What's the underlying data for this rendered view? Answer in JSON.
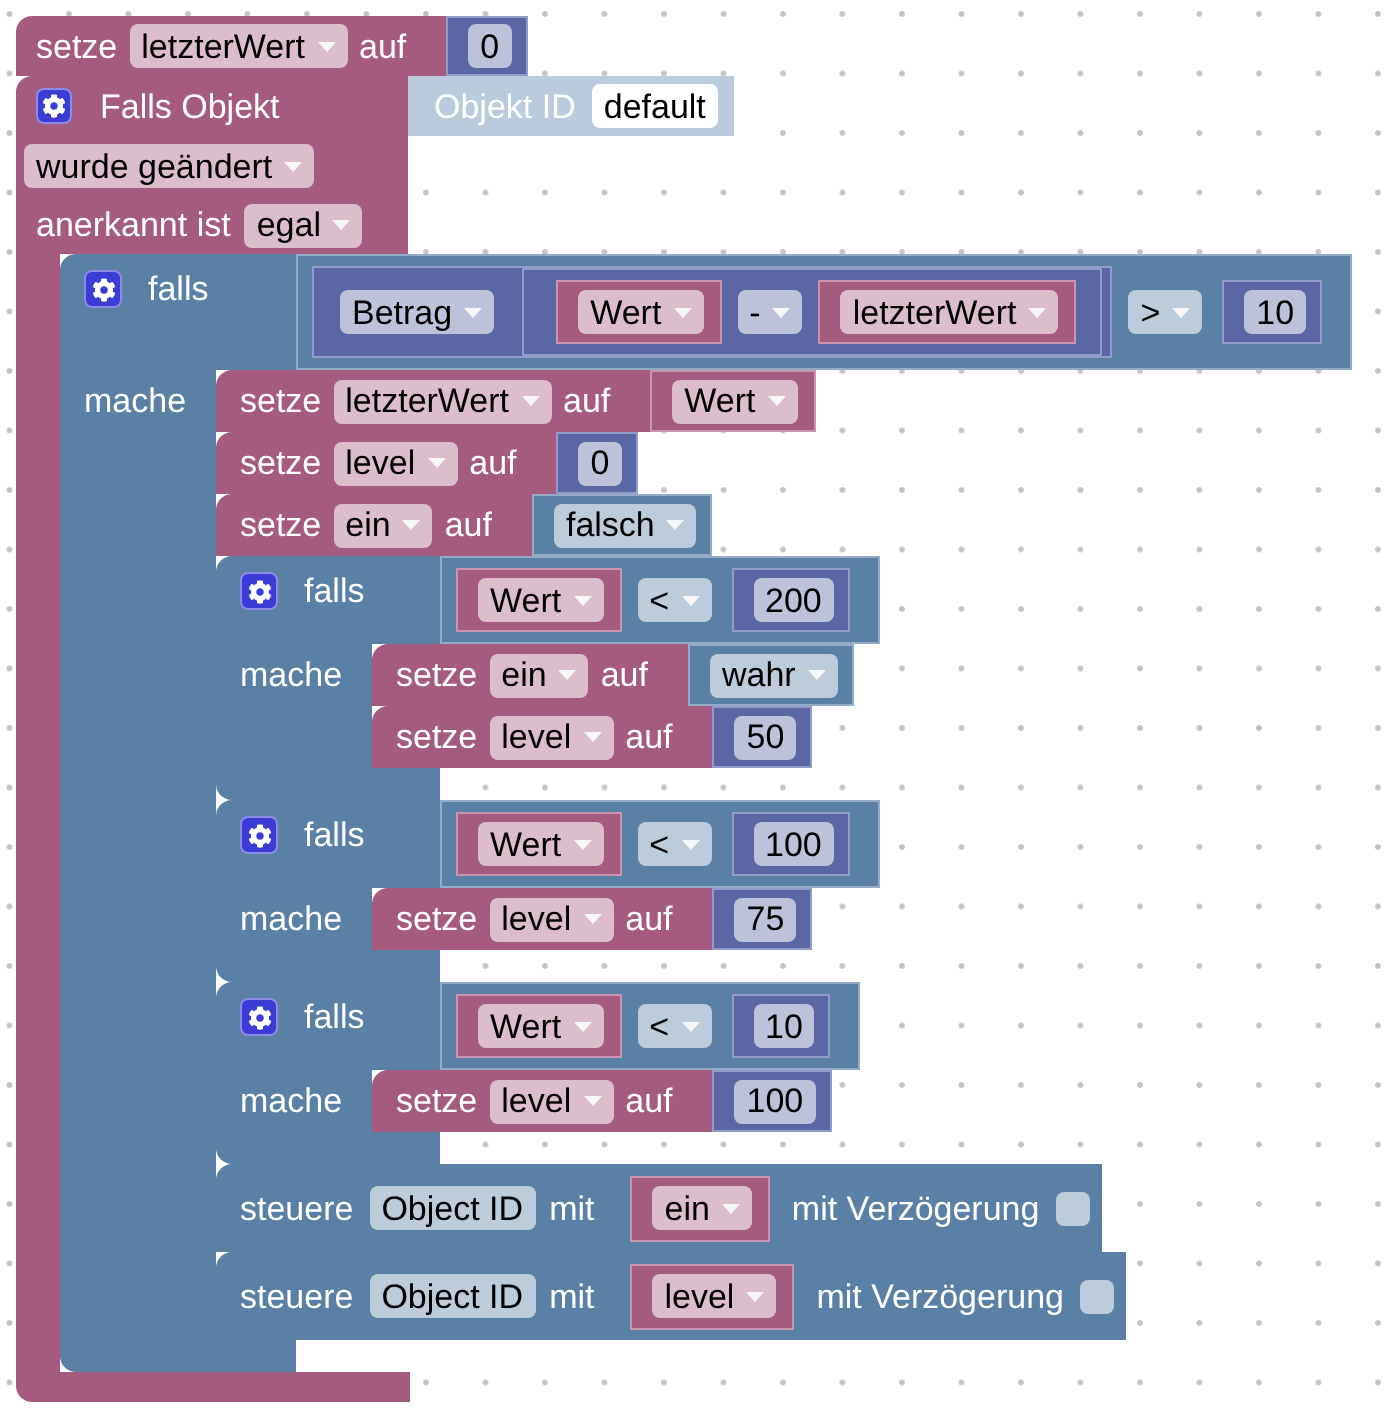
{
  "workspace": {
    "blocks": [
      {
        "kind": "set_variable",
        "label": "setze",
        "variable": "letzterWert",
        "to_label": "auf",
        "value": {
          "kind": "number",
          "value": "0"
        }
      },
      {
        "kind": "trigger",
        "label": "Falls Objekt",
        "object": {
          "kind": "object_id",
          "label": "Objekt ID",
          "value": "default"
        },
        "event": "wurde geändert",
        "ack_label": "anerkannt ist",
        "ack": "egal",
        "statements": [
          {
            "kind": "if",
            "label": "falls",
            "do_label": "mache",
            "condition": {
              "kind": "compare",
              "left": {
                "kind": "math_single",
                "operator": "Betrag",
                "operand": {
                  "kind": "arithmetic",
                  "left": {
                    "kind": "variable",
                    "name": "Wert"
                  },
                  "operator": "-",
                  "right": {
                    "kind": "variable",
                    "name": "letzterWert"
                  }
                }
              },
              "operator": ">",
              "right": {
                "kind": "number",
                "value": "10"
              }
            },
            "statements": [
              {
                "kind": "set_variable",
                "label": "setze",
                "variable": "letzterWert",
                "to_label": "auf",
                "value": {
                  "kind": "variable",
                  "name": "Wert"
                }
              },
              {
                "kind": "set_variable",
                "label": "setze",
                "variable": "level",
                "to_label": "auf",
                "value": {
                  "kind": "number",
                  "value": "0"
                }
              },
              {
                "kind": "set_variable",
                "label": "setze",
                "variable": "ein",
                "to_label": "auf",
                "value": {
                  "kind": "boolean",
                  "value": "falsch"
                }
              },
              {
                "kind": "if",
                "label": "falls",
                "do_label": "mache",
                "condition": {
                  "kind": "compare",
                  "left": {
                    "kind": "variable",
                    "name": "Wert"
                  },
                  "operator": "<",
                  "right": {
                    "kind": "number",
                    "value": "200"
                  }
                },
                "statements": [
                  {
                    "kind": "set_variable",
                    "label": "setze",
                    "variable": "ein",
                    "to_label": "auf",
                    "value": {
                      "kind": "boolean",
                      "value": "wahr"
                    }
                  },
                  {
                    "kind": "set_variable",
                    "label": "setze",
                    "variable": "level",
                    "to_label": "auf",
                    "value": {
                      "kind": "number",
                      "value": "50"
                    }
                  }
                ]
              },
              {
                "kind": "if",
                "label": "falls",
                "do_label": "mache",
                "condition": {
                  "kind": "compare",
                  "left": {
                    "kind": "variable",
                    "name": "Wert"
                  },
                  "operator": "<",
                  "right": {
                    "kind": "number",
                    "value": "100"
                  }
                },
                "statements": [
                  {
                    "kind": "set_variable",
                    "label": "setze",
                    "variable": "level",
                    "to_label": "auf",
                    "value": {
                      "kind": "number",
                      "value": "75"
                    }
                  }
                ]
              },
              {
                "kind": "if",
                "label": "falls",
                "do_label": "mache",
                "condition": {
                  "kind": "compare",
                  "left": {
                    "kind": "variable",
                    "name": "Wert"
                  },
                  "operator": "<",
                  "right": {
                    "kind": "number",
                    "value": "10"
                  }
                },
                "statements": [
                  {
                    "kind": "set_variable",
                    "label": "setze",
                    "variable": "level",
                    "to_label": "auf",
                    "value": {
                      "kind": "number",
                      "value": "100"
                    }
                  }
                ]
              },
              {
                "kind": "control",
                "label": "steuere",
                "object": "Object ID",
                "with_label": "mit",
                "value": {
                  "kind": "variable",
                  "name": "ein"
                },
                "delay_label": "mit Verzögerung",
                "delay": false
              },
              {
                "kind": "control",
                "label": "steuere",
                "object": "Object ID",
                "with_label": "mit",
                "value": {
                  "kind": "variable",
                  "name": "level"
                },
                "delay_label": "mit Verzögerung",
                "delay": false
              }
            ]
          }
        ]
      }
    ]
  }
}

→ **BRIEF**
Output each line exactly; omit every picture.

→ **FULL ANSWER**
What's the underlying data for this rendered view? Answer in JSON.
{
  "workspace": {
    "blocks": [
      {
        "kind": "set_variable",
        "label": "setze",
        "variable": "letzterWert",
        "to_label": "auf",
        "value": {
          "kind": "number",
          "value": "0"
        }
      },
      {
        "kind": "trigger",
        "label": "Falls Objekt",
        "object": {
          "kind": "object_id",
          "label": "Objekt ID",
          "value": "default"
        },
        "event": "wurde geändert",
        "ack_label": "anerkannt ist",
        "ack": "egal",
        "statements": [
          {
            "kind": "if",
            "label": "falls",
            "do_label": "mache",
            "condition": {
              "kind": "compare",
              "left": {
                "kind": "math_single",
                "operator": "Betrag",
                "operand": {
                  "kind": "arithmetic",
                  "left": {
                    "kind": "variable",
                    "name": "Wert"
                  },
                  "operator": "-",
                  "right": {
                    "kind": "variable",
                    "name": "letzterWert"
                  }
                }
              },
              "operator": ">",
              "right": {
                "kind": "number",
                "value": "10"
              }
            },
            "statements": [
              {
                "kind": "set_variable",
                "label": "setze",
                "variable": "letzterWert",
                "to_label": "auf",
                "value": {
                  "kind": "variable",
                  "name": "Wert"
                }
              },
              {
                "kind": "set_variable",
                "label": "setze",
                "variable": "level",
                "to_label": "auf",
                "value": {
                  "kind": "number",
                  "value": "0"
                }
              },
              {
                "kind": "set_variable",
                "label": "setze",
                "variable": "ein",
                "to_label": "auf",
                "value": {
                  "kind": "boolean",
                  "value": "falsch"
                }
              },
              {
                "kind": "if",
                "label": "falls",
                "do_label": "mache",
                "condition": {
                  "kind": "compare",
                  "left": {
                    "kind": "variable",
                    "name": "Wert"
                  },
                  "operator": "<",
                  "right": {
                    "kind": "number",
                    "value": "200"
                  }
                },
                "statements": [
                  {
                    "kind": "set_variable",
                    "label": "setze",
                    "variable": "ein",
                    "to_label": "auf",
                    "value": {
                      "kind": "boolean",
                      "value": "wahr"
                    }
                  },
                  {
                    "kind": "set_variable",
                    "label": "setze",
                    "variable": "level",
                    "to_label": "auf",
                    "value": {
                      "kind": "number",
                      "value": "50"
                    }
                  }
                ]
              },
              {
                "kind": "if",
                "label": "falls",
                "do_label": "mache",
                "condition": {
                  "kind": "compare",
                  "left": {
                    "kind": "variable",
                    "name": "Wert"
                  },
                  "operator": "<",
                  "right": {
                    "kind": "number",
                    "value": "100"
                  }
                },
                "statements": [
                  {
                    "kind": "set_variable",
                    "label": "setze",
                    "variable": "level",
                    "to_label": "auf",
                    "value": {
                      "kind": "number",
                      "value": "75"
                    }
                  }
                ]
              },
              {
                "kind": "if",
                "label": "falls",
                "do_label": "mache",
                "condition": {
                  "kind": "compare",
                  "left": {
                    "kind": "variable",
                    "name": "Wert"
                  },
                  "operator": "<",
                  "right": {
                    "kind": "number",
                    "value": "10"
                  }
                },
                "statements": [
                  {
                    "kind": "set_variable",
                    "label": "setze",
                    "variable": "level",
                    "to_label": "auf",
                    "value": {
                      "kind": "number",
                      "value": "100"
                    }
                  }
                ]
              },
              {
                "kind": "control",
                "label": "steuere",
                "object": "Object ID",
                "with_label": "mit",
                "value": {
                  "kind": "variable",
                  "name": "ein"
                },
                "delay_label": "mit Verzögerung",
                "delay": false
              },
              {
                "kind": "control",
                "label": "steuere",
                "object": "Object ID",
                "with_label": "mit",
                "value": {
                  "kind": "variable",
                  "name": "level"
                },
                "delay_label": "mit Verzögerung",
                "delay": false
              }
            ]
          }
        ]
      }
    ]
  }
}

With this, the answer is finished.